* [Task brief]
Go through the material and write it all out exactly, minus the pictures.

....................

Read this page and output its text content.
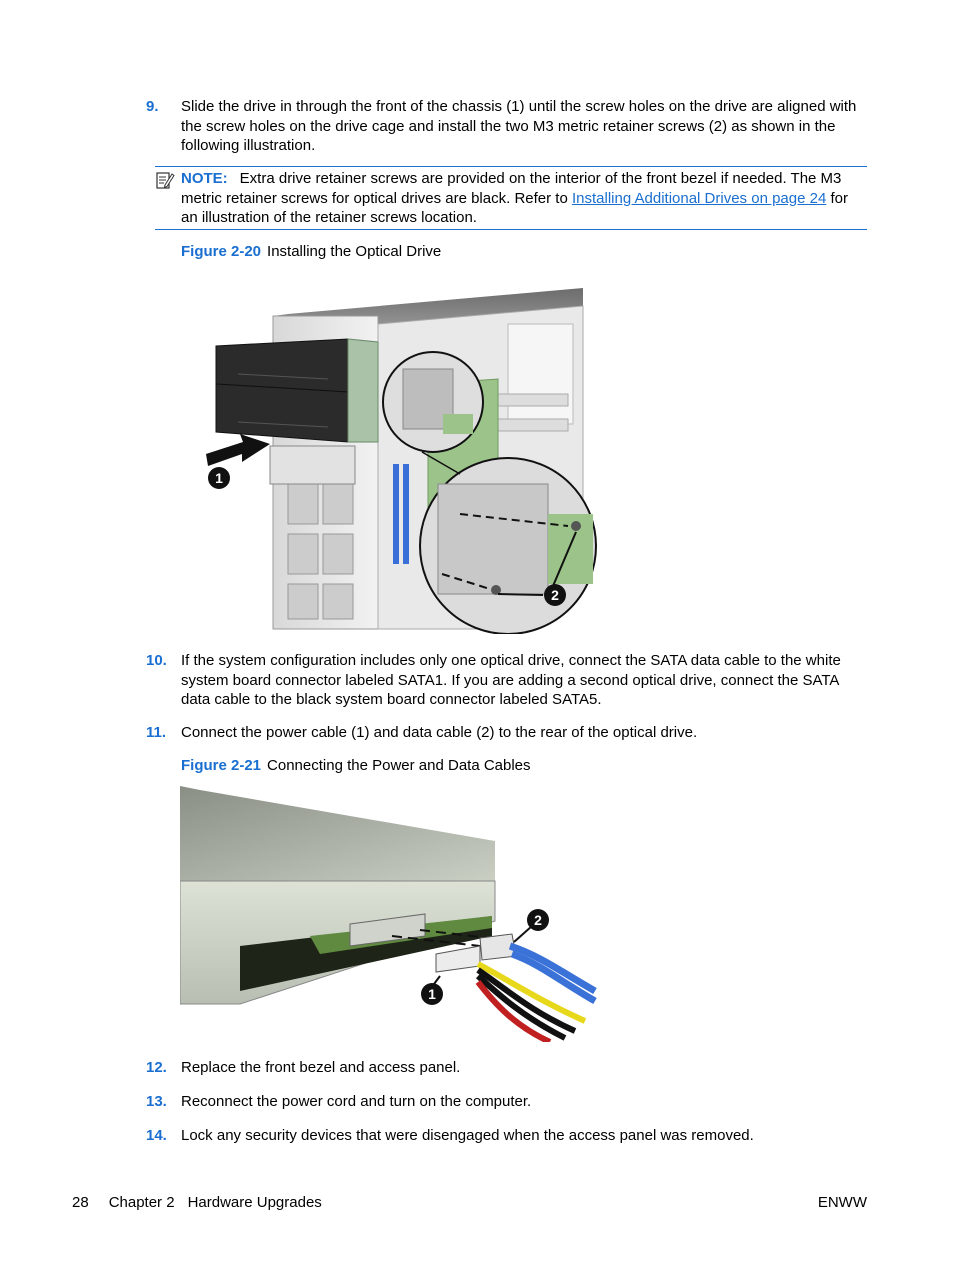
9. Slide the drive in through the front of the chassis (1) until the screw holes on the drive are aligned with the screw holes on the drive cage and install the two M3 metric retainer screws (2) as shown in the following illustration.
NOTE: Extra drive retainer screws are provided on the interior of the front bezel if needed. The M3 metric retainer screws for optical drives are black. Refer to Installing Additional Drives on page 24 for an illustration of the retainer screws location.
Figure 2-20 Installing the Optical Drive
1
2
10. If the system configuration includes only one optical drive, connect the SATA data cable to the white system board connector labeled SATA1. If you are adding a second optical drive, connect the SATA data cable to the black system board connector labeled SATA5.
11. Connect the power cable (1) and data cable (2) to the rear of the optical drive.
Figure 2-21 Connecting the Power and Data Cables
1
2
12. Replace the front bezel and access panel.
13. Reconnect the power cord and turn on the computer.
14. Lock any security devices that were disengaged when the access panel was removed.
28 Chapter 2 Hardware Upgrades	ENWW
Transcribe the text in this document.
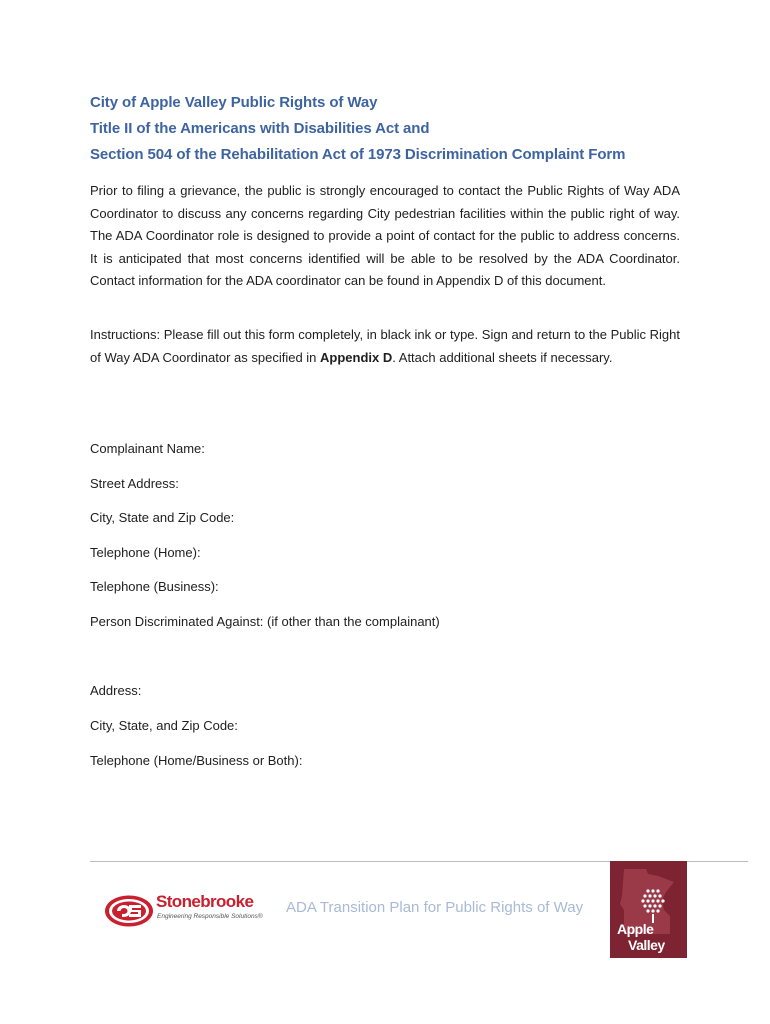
City of Apple Valley Public Rights of Way
Title II of the Americans with Disabilities Act and
Section 504 of the Rehabilitation Act of 1973 Discrimination Complaint Form

Prior to filing a grievance, the public is strongly encouraged to contact the Public Rights of Way ADA Coordinator to discuss any concerns regarding City pedestrian facilities within the public right of way. The ADA Coordinator role is designed to provide a point of contact for the public to address concerns. It is anticipated that most concerns identified will be able to be resolved by the ADA Coordinator. Contact information for the ADA coordinator can be found in Appendix D of this document.

Instructions: Please fill out this form completely, in black ink or type. Sign and return to the Public Right of Way ADA Coordinator as specified in Appendix D. Attach additional sheets if necessary.

Complainant Name:
Street Address:
City, State and Zip Code:
Telephone (Home):
Telephone (Business):
Person Discriminated Against: (if other than the complainant)
Address:
City, State, and Zip Code:
Telephone (Home/Business or Both):
Stonebrooke
Engineering Responsible Solutions®
ADA Transition Plan for Public Rights of Way
Apple
Valley
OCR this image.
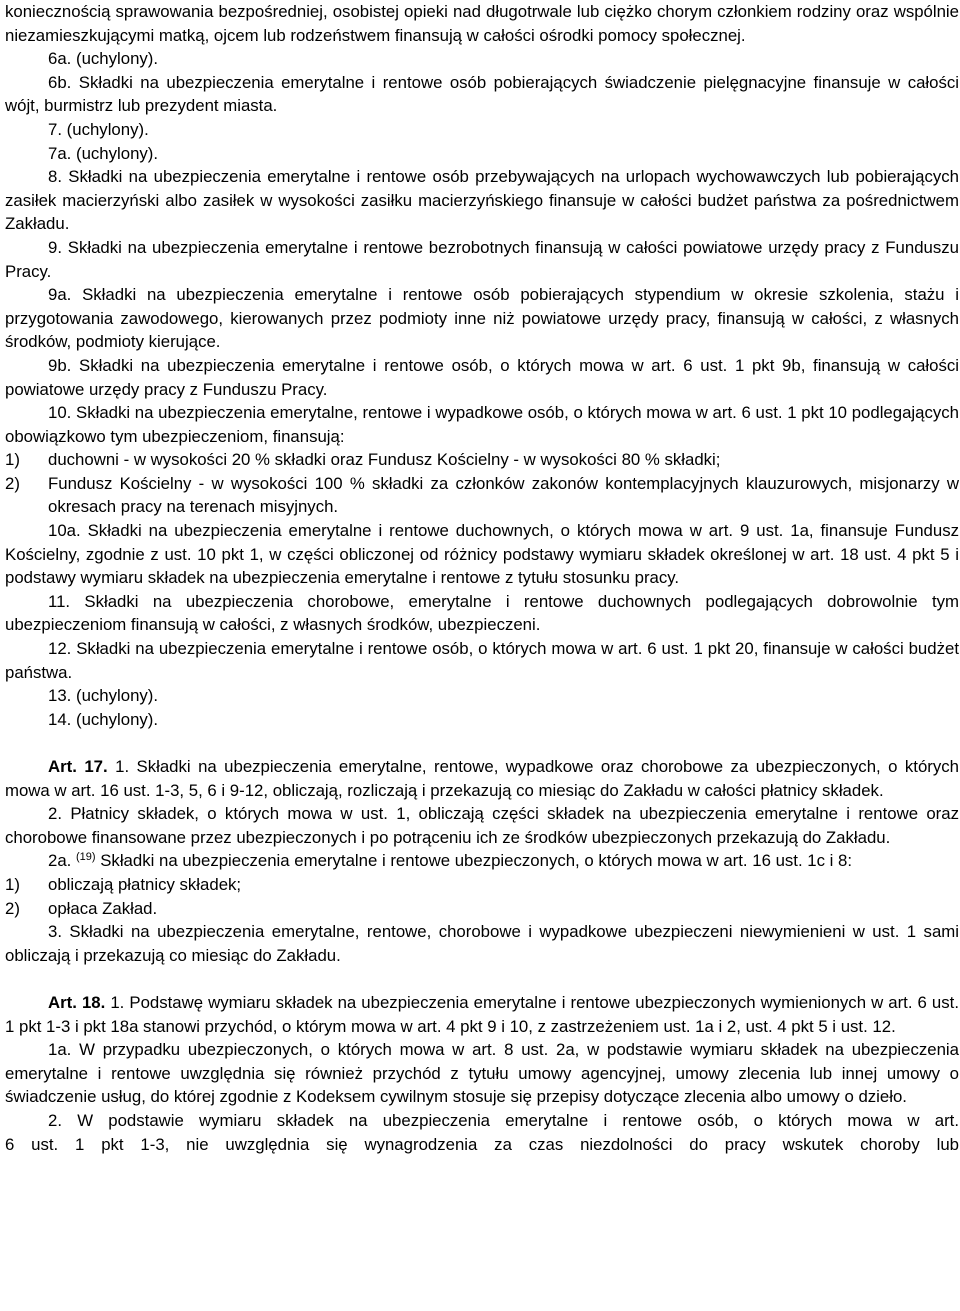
koniecznością sprawowania bezpośredniej, osobistej opieki nad długotrwale lub ciężko chorym członkiem rodziny oraz wspólnie niezamieszkującymi matką, ojcem lub rodzeństwem finansują w całości ośrodki pomocy społecznej.

6a. (uchylony).

6b. Składki na ubezpieczenia emerytalne i rentowe osób pobierających świadczenie pielęgnacyjne finansuje w całości wójt, burmistrz lub prezydent miasta.

7. (uchylony).

7a. (uchylony).

8. Składki na ubezpieczenia emerytalne i rentowe osób przebywających na urlopach wychowawczych lub pobierających zasiłek macierzyński albo zasiłek w wysokości zasiłku macierzyńskiego finansuje w całości budżet państwa za pośrednictwem Zakładu.

9. Składki na ubezpieczenia emerytalne i rentowe bezrobotnych finansują w całości powiatowe urzędy pracy z Funduszu Pracy.

9a. Składki na ubezpieczenia emerytalne i rentowe osób pobierających stypendium w okresie szkolenia, stażu i przygotowania zawodowego, kierowanych przez podmioty inne niż powiatowe urzędy pracy, finansują w całości, z własnych środków, podmioty kierujące.

9b. Składki na ubezpieczenia emerytalne i rentowe osób, o których mowa w art. 6 ust. 1 pkt 9b, finansują w całości powiatowe urzędy pracy z Funduszu Pracy.

10. Składki na ubezpieczenia emerytalne, rentowe i wypadkowe osób, o których mowa w art. 6 ust. 1 pkt 10 podlegających obowiązkowo tym ubezpieczeniom, finansują:

1)	duchowni - w wysokości 20 % składki oraz Fundusz Kościelny - w wysokości 80 % składki;
2)	Fundusz Kościelny - w wysokości 100 % składki za członków zakonów kontemplacyjnych klauzurowych, misjonarzy w okresach pracy na terenach misyjnych.

10a. Składki na ubezpieczenia emerytalne i rentowe duchownych, o których mowa w art. 9 ust. 1a, finansuje Fundusz Kościelny, zgodnie z ust. 10 pkt 1, w części obliczonej od różnicy podstawy wymiaru składek określonej w art. 18 ust. 4 pkt 5 i podstawy wymiaru składek na ubezpieczenia emerytalne i rentowe z tytułu stosunku pracy.

11. Składki na ubezpieczenia chorobowe, emerytalne i rentowe duchownych podlegających dobrowolnie tym ubezpieczeniom finansują w całości, z własnych środków, ubezpieczeni.

12. Składki na ubezpieczenia emerytalne i rentowe osób, o których mowa w art. 6 ust. 1 pkt 20, finansuje w całości budżet państwa.

13. (uchylony).

14. (uchylony).

Art. 17. 1. Składki na ubezpieczenia emerytalne, rentowe, wypadkowe oraz chorobowe za ubezpieczonych, o których mowa w art. 16 ust. 1-3, 5, 6 i 9-12, obliczają, rozliczają i przekazują co miesiąc do Zakładu w całości płatnicy składek.

2. Płatnicy składek, o których mowa w ust. 1, obliczają części składek na ubezpieczenia emerytalne i rentowe oraz chorobowe finansowane przez ubezpieczonych i po potrąceniu ich ze środków ubezpieczonych przekazują do Zakładu.

2a. $^{(19)}$ Składki na ubezpieczenia emerytalne i rentowe ubezpieczonych, o których mowa w art. 16 ust. 1c i 8:

1)	obliczają płatnicy składek;
2)	opłaca Zakład.

3. Składki na ubezpieczenia emerytalne, rentowe, chorobowe i wypadkowe ubezpieczeni niewymienieni w ust. 1 sami obliczają i przekazują co miesiąc do Zakładu.

Art. 18. 1. Podstawę wymiaru składek na ubezpieczenia emerytalne i rentowe ubezpieczonych wymienionych w art. 6 ust. 1 pkt 1-3 i pkt 18a stanowi przychód, o którym mowa w art. 4 pkt 9 i 10, z zastrzeżeniem ust. 1a i 2, ust. 4 pkt 5 i ust. 12.

1a. W przypadku ubezpieczonych, o których mowa w art. 8 ust. 2a, w podstawie wymiaru składek na ubezpieczenia emerytalne i rentowe uwzględnia się również przychód z tytułu umowy agencyjnej, umowy zlecenia lub innej umowy o świadczenie usług, do której zgodnie z Kodeksem cywilnym stosuje się przepisy dotyczące zlecenia albo umowy o dzieło.

2. W podstawie wymiaru składek na ubezpieczenia emerytalne i rentowe osób, o których mowa w art.

6 ust. 1 pkt 1-3, nie uwzględnia się wynagrodzenia za czas niezdolności do pracy wskutek choroby lub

....................

* [Output]
Read this page and output its text content.
9. Slide the drive in through the front of the chassis (1) until the screw holes on the drive are aligned with the screw holes on the drive cage and install the two M3 metric retainer screws (2) as shown in the following illustration.
NOTE: Extra drive retainer screws are provided on the interior of the front bezel if needed. The M3 metric retainer screws for optical drives are black. Refer to Installing Additional Drives on page 24 for an illustration of the retainer screws location.
Figure 2-20 Installing the Optical Drive
1
2
10. If the system configuration includes only one optical drive, connect the SATA data cable to the white system board connector labeled SATA1. If you are adding a second optical drive, connect the SATA data cable to the black system board connector labeled SATA5.
11. Connect the power cable (1) and data cable (2) to the rear of the optical drive.
Figure 2-21 Connecting the Power and Data Cables
1
2
12. Replace the front bezel and access panel.
13. Reconnect the power cord and turn on the computer.
14. Lock any security devices that were disengaged when the access panel was removed.
28 Chapter 2 Hardware Upgrades	ENWW
Transcribe the text in this document.
City of Apple Valley Public Rights of Way
Title II of the Americans with Disabilities Act and
Section 504 of the Rehabilitation Act of 1973 Discrimination Complaint Form

Prior to filing a grievance, the public is strongly encouraged to contact the Public Rights of Way ADA Coordinator to discuss any concerns regarding City pedestrian facilities within the public right of way. The ADA Coordinator role is designed to provide a point of contact for the public to address concerns. It is anticipated that most concerns identified will be able to be resolved by the ADA Coordinator. Contact information for the ADA coordinator can be found in Appendix D of this document.

Instructions: Please fill out this form completely, in black ink or type. Sign and return to the Public Right of Way ADA Coordinator as specified in Appendix D. Attach additional sheets if necessary.

Complainant Name:
Street Address:
City, State and Zip Code:
Telephone (Home):
Telephone (Business):
Person Discriminated Against: (if other than the complainant)
Address:
City, State, and Zip Code:
Telephone (Home/Business or Both):
Stonebrooke
Engineering Responsible Solutions®
ADA Transition Plan for Public Rights of Way
Apple
Valley
OCR this image.
koniecznością sprawowania bezpośredniej, osobistej opieki nad długotrwale lub ciężko chorym członkiem rodziny oraz wspólnie niezamieszkującymi matką, ojcem lub rodzeństwem finansują w całości ośrodki pomocy społecznej.

6a. (uchylony).

6b. Składki na ubezpieczenia emerytalne i rentowe osób pobierających świadczenie pielęgnacyjne finansuje w całości wójt, burmistrz lub prezydent miasta.

7. (uchylony).

7a. (uchylony).

8. Składki na ubezpieczenia emerytalne i rentowe osób przebywających na urlopach wychowawczych lub pobierających zasiłek macierzyński albo zasiłek w wysokości zasiłku macierzyńskiego finansuje w całości budżet państwa za pośrednictwem Zakładu.

9. Składki na ubezpieczenia emerytalne i rentowe bezrobotnych finansują w całości powiatowe urzędy pracy z Funduszu Pracy.

9a. Składki na ubezpieczenia emerytalne i rentowe osób pobierających stypendium w okresie szkolenia, stażu i przygotowania zawodowego, kierowanych przez podmioty inne niż powiatowe urzędy pracy, finansują w całości, z własnych środków, podmioty kierujące.

9b. Składki na ubezpieczenia emerytalne i rentowe osób, o których mowa w art. 6 ust. 1 pkt 9b, finansują w całości powiatowe urzędy pracy z Funduszu Pracy.

10. Składki na ubezpieczenia emerytalne, rentowe i wypadkowe osób, o których mowa w art. 6 ust. 1 pkt 10 podlegających obowiązkowo tym ubezpieczeniom, finansują:

1)	duchowni - w wysokości 20 % składki oraz Fundusz Kościelny - w wysokości 80 % składki;
2)	Fundusz Kościelny - w wysokości 100 % składki za członków zakonów kontemplacyjnych klauzurowych, misjonarzy w okresach pracy na terenach misyjnych.

10a. Składki na ubezpieczenia emerytalne i rentowe duchownych, o których mowa w art. 9 ust. 1a, finansuje Fundusz Kościelny, zgodnie z ust. 10 pkt 1, w części obliczonej od różnicy podstawy wymiaru składek określonej w art. 18 ust. 4 pkt 5 i podstawy wymiaru składek na ubezpieczenia emerytalne i rentowe z tytułu stosunku pracy.

11. Składki na ubezpieczenia chorobowe, emerytalne i rentowe duchownych podlegających dobrowolnie tym ubezpieczeniom finansują w całości, z własnych środków, ubezpieczeni.

12. Składki na ubezpieczenia emerytalne i rentowe osób, o których mowa w art. 6 ust. 1 pkt 20, finansuje w całości budżet państwa.

13. (uchylony).

14. (uchylony).

Art. 17. 1. Składki na ubezpieczenia emerytalne, rentowe, wypadkowe oraz chorobowe za ubezpieczonych, o których mowa w art. 16 ust. 1-3, 5, 6 i 9-12, obliczają, rozliczają i przekazują co miesiąc do Zakładu w całości płatnicy składek.

2. Płatnicy składek, o których mowa w ust. 1, obliczają części składek na ubezpieczenia emerytalne i rentowe oraz chorobowe finansowane przez ubezpieczonych i po potrąceniu ich ze środków ubezpieczonych przekazują do Zakładu.

2a. $^{(19)}$ Składki na ubezpieczenia emerytalne i rentowe ubezpieczonych, o których mowa w art. 16 ust. 1c i 8:

1)	obliczają płatnicy składek;
2)	opłaca Zakład.

3. Składki na ubezpieczenia emerytalne, rentowe, chorobowe i wypadkowe ubezpieczeni niewymienieni w ust. 1 sami obliczają i przekazują co miesiąc do Zakładu.

Art. 18. 1. Podstawę wymiaru składek na ubezpieczenia emerytalne i rentowe ubezpieczonych wymienionych w art. 6 ust. 1 pkt 1-3 i pkt 18a stanowi przychód, o którym mowa w art. 4 pkt 9 i 10, z zastrzeżeniem ust. 1a i 2, ust. 4 pkt 5 i ust. 12.

1a. W przypadku ubezpieczonych, o których mowa w art. 8 ust. 2a, w podstawie wymiaru składek na ubezpieczenia emerytalne i rentowe uwzględnia się również przychód z tytułu umowy agencyjnej, umowy zlecenia lub innej umowy o świadczenie usług, do której zgodnie z Kodeksem cywilnym stosuje się przepisy dotyczące zlecenia albo umowy o dzieło.

2. W podstawie wymiaru składek na ubezpieczenia emerytalne i rentowe osób, o których mowa w art.

6 ust. 1 pkt 1-3, nie uwzględnia się wynagrodzenia za czas niezdolności do pracy wskutek choroby lub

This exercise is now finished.